+++ Data lines +++
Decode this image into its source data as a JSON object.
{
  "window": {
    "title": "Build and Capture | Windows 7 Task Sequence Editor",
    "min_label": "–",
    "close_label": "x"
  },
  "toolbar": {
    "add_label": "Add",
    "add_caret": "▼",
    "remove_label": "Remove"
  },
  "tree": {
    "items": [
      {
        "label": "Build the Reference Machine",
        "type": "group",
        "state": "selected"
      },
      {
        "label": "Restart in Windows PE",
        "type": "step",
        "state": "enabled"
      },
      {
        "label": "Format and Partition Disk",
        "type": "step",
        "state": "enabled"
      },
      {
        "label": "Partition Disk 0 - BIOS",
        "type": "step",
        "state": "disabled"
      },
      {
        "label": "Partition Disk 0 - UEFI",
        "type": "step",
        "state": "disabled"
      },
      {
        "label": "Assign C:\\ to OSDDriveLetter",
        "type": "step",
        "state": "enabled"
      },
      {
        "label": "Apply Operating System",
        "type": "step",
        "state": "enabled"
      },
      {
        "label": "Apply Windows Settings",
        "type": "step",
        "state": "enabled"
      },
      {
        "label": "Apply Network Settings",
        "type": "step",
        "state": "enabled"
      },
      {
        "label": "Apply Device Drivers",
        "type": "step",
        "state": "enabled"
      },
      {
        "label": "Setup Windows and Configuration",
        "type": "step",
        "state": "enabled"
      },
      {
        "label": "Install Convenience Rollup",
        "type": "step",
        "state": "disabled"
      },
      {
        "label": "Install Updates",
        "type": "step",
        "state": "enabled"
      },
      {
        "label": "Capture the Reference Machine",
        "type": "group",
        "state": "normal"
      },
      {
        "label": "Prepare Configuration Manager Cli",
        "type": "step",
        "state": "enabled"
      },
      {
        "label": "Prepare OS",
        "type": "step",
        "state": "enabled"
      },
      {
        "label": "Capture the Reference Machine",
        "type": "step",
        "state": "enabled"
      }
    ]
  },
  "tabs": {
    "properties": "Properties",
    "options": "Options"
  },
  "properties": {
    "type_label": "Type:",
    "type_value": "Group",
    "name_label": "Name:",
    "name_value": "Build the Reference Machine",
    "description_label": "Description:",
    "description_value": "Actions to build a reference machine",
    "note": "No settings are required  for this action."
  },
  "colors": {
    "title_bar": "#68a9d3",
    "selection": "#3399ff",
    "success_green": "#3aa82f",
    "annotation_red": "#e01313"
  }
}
+++
Produce an exact copy of every entry above.

# Solution:
Decode this image into its source data as a JSON object.
{
  "window": {
    "title": "Build and Capture | Windows 7 Task Sequence Editor",
    "min_label": "–",
    "close_label": "x"
  },
  "toolbar": {
    "add_label": "Add",
    "add_caret": "▼",
    "remove_label": "Remove"
  },
  "tree": {
    "items": [
      {
        "label": "Build the Reference Machine",
        "type": "group",
        "state": "selected"
      },
      {
        "label": "Restart in Windows PE",
        "type": "step",
        "state": "enabled"
      },
      {
        "label": "Format and Partition Disk",
        "type": "step",
        "state": "enabled"
      },
      {
        "label": "Partition Disk 0 - BIOS",
        "type": "step",
        "state": "disabled"
      },
      {
        "label": "Partition Disk 0 - UEFI",
        "type": "step",
        "state": "disabled"
      },
      {
        "label": "Assign C:\\ to OSDDriveLetter",
        "type": "step",
        "state": "enabled"
      },
      {
        "label": "Apply Operating System",
        "type": "step",
        "state": "enabled"
      },
      {
        "label": "Apply Windows Settings",
        "type": "step",
        "state": "enabled"
      },
      {
        "label": "Apply Network Settings",
        "type": "step",
        "state": "enabled"
      },
      {
        "label": "Apply Device Drivers",
        "type": "step",
        "state": "enabled"
      },
      {
        "label": "Setup Windows and Configuration",
        "type": "step",
        "state": "enabled"
      },
      {
        "label": "Install Convenience Rollup",
        "type": "step",
        "state": "disabled"
      },
      {
        "label": "Install Updates",
        "type": "step",
        "state": "enabled"
      },
      {
        "label": "Capture the Reference Machine",
        "type": "group",
        "state": "normal"
      },
      {
        "label": "Prepare Configuration Manager Cli",
        "type": "step",
        "state": "enabled"
      },
      {
        "label": "Prepare OS",
        "type": "step",
        "state": "enabled"
      },
      {
        "label": "Capture the Reference Machine",
        "type": "step",
        "state": "enabled"
      }
    ]
  },
  "tabs": {
    "properties": "Properties",
    "options": "Options"
  },
  "properties": {
    "type_label": "Type:",
    "type_value": "Group",
    "name_label": "Name:",
    "name_value": "Build the Reference Machine",
    "description_label": "Description:",
    "description_value": "Actions to build a reference machine",
    "note": "No settings are required  for this action."
  },
  "colors": {
    "title_bar": "#68a9d3",
    "selection": "#3399ff",
    "success_green": "#3aa82f",
    "annotation_red": "#e01313"
  }
}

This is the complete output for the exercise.